● **QUESTIONS TO ANSWER**
1 - Rewrite the paragraph of the marigold text that begins "Like other members of the daisy family" as a short list that keeps its main facts.
2 - According to the marigold text, what are nematodes?
3 - Continue the marigold text from its final paragraph, in the same voice.

===== STUDY TEXT

Visitors to my garden frequently comment, upon seeing a few marigold plants growing in my vegetable beds, that I must have planted them for pest control.
After all, marigolds are supposed to be one of the workhorses of biological pest control. Plant them and plant pests will be killed or — if they are lucky — merely repelled, right? It's an appealing concept: sunny plants that thwart pestilence and blight even as they brighten your garden with blossoms.
How marigolds are pest unfriendly
Marigolds' greatest claim to pest control fame is their effect, documented in numerous studies, on nematodes, which are a kind of worm that in some cases is destructive to plants.
Like other members of the daisy family, marigolds also do their share in feeding nectar to beneficial insects, such as syrphid flies, who prey on aphids and other insects that attack garden plants. Members of the daisy family do not yield nearly as much nectar as flowers of the parsley family — dill, for instance — but daisy family flowers keep the nectar flowing longer.

==========
===== GIVEN INFORMATION

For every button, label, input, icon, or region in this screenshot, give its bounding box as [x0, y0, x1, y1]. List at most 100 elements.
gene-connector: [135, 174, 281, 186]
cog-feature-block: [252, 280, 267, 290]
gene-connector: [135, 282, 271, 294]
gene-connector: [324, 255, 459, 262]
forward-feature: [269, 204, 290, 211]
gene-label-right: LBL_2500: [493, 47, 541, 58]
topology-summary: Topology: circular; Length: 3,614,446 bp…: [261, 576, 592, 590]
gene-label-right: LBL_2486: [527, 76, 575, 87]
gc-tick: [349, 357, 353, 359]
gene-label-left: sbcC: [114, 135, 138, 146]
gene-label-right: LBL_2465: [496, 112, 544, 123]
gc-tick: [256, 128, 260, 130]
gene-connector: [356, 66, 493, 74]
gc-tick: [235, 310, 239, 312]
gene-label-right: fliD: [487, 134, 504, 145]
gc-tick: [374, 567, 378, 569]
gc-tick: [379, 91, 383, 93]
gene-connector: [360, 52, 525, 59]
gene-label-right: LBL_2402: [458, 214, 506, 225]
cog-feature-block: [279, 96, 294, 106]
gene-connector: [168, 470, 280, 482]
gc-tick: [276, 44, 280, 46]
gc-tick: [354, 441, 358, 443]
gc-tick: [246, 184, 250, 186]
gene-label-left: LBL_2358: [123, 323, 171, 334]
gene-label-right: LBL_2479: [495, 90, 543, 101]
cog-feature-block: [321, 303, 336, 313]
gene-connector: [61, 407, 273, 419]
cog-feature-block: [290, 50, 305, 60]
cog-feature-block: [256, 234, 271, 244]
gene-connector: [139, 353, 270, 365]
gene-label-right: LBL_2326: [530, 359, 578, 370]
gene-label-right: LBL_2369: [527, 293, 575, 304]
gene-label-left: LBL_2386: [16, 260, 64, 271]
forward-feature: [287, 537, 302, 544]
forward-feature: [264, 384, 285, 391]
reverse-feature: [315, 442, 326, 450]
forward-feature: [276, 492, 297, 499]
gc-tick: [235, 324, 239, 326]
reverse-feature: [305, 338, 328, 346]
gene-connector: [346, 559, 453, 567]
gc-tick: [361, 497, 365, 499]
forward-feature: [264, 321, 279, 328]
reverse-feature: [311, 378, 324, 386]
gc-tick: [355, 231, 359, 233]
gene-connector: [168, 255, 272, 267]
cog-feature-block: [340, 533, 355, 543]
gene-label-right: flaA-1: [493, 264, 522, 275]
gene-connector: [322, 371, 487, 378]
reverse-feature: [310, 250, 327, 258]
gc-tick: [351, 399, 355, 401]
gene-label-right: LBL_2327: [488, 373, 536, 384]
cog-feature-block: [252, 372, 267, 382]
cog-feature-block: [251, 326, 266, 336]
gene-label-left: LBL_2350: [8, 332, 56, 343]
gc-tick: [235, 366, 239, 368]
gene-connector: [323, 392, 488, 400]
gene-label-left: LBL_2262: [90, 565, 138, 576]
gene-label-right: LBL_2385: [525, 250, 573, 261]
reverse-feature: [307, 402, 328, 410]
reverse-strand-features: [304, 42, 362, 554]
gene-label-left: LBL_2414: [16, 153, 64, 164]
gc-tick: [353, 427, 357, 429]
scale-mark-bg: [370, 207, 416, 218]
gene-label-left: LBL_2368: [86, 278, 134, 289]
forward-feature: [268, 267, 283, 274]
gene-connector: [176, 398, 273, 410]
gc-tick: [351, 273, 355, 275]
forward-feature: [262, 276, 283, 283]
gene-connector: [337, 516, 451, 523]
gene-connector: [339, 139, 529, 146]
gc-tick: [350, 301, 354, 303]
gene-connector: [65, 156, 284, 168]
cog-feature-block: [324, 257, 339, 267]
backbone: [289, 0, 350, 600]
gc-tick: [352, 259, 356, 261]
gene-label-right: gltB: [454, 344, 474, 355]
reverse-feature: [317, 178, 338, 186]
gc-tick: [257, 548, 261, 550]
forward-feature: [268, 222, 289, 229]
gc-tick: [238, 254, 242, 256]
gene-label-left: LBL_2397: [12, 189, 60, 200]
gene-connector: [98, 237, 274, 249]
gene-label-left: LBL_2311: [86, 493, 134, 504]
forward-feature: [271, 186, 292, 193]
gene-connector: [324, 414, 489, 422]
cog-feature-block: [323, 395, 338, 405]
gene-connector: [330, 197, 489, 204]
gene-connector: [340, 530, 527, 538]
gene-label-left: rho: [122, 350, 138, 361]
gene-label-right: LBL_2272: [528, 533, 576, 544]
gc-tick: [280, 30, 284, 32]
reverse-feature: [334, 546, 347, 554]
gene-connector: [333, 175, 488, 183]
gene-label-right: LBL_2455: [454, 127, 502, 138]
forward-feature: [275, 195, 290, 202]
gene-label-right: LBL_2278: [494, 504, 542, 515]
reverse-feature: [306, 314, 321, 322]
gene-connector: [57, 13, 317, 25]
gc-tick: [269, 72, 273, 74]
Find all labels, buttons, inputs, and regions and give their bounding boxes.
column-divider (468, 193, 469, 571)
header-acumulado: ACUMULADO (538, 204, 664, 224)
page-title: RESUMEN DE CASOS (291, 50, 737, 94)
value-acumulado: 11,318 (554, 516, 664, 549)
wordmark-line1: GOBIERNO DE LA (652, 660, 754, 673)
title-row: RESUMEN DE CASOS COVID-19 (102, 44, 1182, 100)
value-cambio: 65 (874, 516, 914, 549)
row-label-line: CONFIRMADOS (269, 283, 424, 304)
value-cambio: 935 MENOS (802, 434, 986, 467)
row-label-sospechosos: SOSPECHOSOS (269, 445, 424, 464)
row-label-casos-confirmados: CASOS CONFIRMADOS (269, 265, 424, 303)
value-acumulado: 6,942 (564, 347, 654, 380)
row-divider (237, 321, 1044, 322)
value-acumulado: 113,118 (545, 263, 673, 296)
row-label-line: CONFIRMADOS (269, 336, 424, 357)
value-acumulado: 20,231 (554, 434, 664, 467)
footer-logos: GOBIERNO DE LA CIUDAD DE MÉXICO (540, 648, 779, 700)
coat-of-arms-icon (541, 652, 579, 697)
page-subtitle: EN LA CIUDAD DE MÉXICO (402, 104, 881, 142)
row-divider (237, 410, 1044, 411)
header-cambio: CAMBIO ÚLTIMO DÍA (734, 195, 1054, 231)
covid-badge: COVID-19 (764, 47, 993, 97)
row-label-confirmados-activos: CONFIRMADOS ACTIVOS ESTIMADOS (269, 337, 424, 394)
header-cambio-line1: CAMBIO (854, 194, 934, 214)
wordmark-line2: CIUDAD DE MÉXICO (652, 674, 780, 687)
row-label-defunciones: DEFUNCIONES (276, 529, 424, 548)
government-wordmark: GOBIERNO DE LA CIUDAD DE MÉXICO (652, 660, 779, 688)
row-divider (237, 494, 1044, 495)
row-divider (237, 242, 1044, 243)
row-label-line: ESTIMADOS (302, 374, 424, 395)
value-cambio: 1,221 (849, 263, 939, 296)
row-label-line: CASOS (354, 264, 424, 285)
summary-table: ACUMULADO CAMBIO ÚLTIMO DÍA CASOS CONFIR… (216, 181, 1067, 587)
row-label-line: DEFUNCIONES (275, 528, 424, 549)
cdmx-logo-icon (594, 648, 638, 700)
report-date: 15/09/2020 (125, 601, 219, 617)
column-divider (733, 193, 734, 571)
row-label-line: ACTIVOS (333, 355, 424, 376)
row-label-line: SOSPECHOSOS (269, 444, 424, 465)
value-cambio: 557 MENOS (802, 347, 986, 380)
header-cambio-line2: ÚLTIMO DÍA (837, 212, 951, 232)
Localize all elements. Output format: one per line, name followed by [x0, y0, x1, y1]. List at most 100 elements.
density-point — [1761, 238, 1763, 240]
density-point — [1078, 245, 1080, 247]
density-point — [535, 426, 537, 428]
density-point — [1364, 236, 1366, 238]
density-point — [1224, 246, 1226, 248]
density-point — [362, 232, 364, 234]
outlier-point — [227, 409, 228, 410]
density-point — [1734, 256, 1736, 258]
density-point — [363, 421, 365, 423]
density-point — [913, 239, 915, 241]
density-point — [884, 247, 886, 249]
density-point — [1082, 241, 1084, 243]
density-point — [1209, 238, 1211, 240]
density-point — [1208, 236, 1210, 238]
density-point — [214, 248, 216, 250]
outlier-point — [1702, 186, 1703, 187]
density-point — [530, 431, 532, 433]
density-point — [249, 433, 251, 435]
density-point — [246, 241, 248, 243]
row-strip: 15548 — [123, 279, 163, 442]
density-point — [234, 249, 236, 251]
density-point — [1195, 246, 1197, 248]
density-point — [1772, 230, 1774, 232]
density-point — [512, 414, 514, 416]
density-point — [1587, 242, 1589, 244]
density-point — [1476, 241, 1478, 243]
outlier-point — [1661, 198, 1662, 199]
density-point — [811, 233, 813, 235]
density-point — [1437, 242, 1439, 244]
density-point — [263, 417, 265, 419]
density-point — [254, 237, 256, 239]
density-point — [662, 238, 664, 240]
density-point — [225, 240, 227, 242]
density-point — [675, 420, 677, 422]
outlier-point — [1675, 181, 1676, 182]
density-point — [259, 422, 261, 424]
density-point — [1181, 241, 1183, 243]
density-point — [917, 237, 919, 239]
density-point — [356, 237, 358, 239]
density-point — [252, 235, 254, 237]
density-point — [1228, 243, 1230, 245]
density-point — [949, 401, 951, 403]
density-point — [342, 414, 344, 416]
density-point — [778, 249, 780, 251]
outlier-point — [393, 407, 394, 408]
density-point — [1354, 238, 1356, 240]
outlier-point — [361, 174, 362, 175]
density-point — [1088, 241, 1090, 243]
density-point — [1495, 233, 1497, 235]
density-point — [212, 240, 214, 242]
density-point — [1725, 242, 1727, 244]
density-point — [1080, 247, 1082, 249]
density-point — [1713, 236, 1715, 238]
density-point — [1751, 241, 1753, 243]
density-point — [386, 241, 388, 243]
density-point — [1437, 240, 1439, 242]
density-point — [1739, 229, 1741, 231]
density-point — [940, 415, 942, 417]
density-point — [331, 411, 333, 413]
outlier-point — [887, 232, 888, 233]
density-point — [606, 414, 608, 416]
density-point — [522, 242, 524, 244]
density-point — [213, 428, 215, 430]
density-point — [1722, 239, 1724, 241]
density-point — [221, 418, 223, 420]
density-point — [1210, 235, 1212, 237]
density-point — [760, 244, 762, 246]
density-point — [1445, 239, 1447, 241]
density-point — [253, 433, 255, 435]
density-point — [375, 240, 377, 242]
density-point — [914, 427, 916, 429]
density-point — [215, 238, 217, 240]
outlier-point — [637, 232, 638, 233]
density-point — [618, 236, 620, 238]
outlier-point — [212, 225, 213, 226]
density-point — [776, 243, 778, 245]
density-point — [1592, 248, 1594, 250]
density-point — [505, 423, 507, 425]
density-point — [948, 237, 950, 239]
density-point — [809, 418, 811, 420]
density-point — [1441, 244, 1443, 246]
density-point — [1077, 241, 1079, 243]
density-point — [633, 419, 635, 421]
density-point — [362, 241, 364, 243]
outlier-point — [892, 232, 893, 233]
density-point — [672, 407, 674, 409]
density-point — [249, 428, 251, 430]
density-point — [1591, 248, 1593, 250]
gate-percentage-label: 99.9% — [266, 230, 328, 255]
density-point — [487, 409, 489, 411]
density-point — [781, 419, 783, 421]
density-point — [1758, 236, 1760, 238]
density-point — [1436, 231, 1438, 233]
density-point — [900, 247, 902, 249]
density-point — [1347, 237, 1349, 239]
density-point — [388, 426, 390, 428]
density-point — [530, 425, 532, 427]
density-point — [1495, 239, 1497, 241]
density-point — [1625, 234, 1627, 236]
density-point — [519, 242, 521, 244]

==========

● **WRITTEN ANSWERS**
1 -
- Marigolds, like other daisy family members, feed nectar to beneficial insects.
- These insects include syrphid flies, which prey on aphids and other insects that attack garden plants.
- Daisy family flowers yield much less nectar than parsley family flowers such as dill.
- Daisy family flowers keep their nectar flowing longer.

2 - Nematodes are a kind of worm that in some cases is destructive to plants.

3 -
Other beneficial effects of marigolds are less dramatic or useful. They have been shown to have some slight effect in repelling cabbage worms from cabbage and their kin. And some marigolds, especially a variety called Stinking Roger, repel flies, except that the flies are the kind that bother cows and other domestic animals, not plants.
Read and listen to claims made for marigolds, and you also could press it into service as a fungus killer, an insect killer, even a selective weed killer.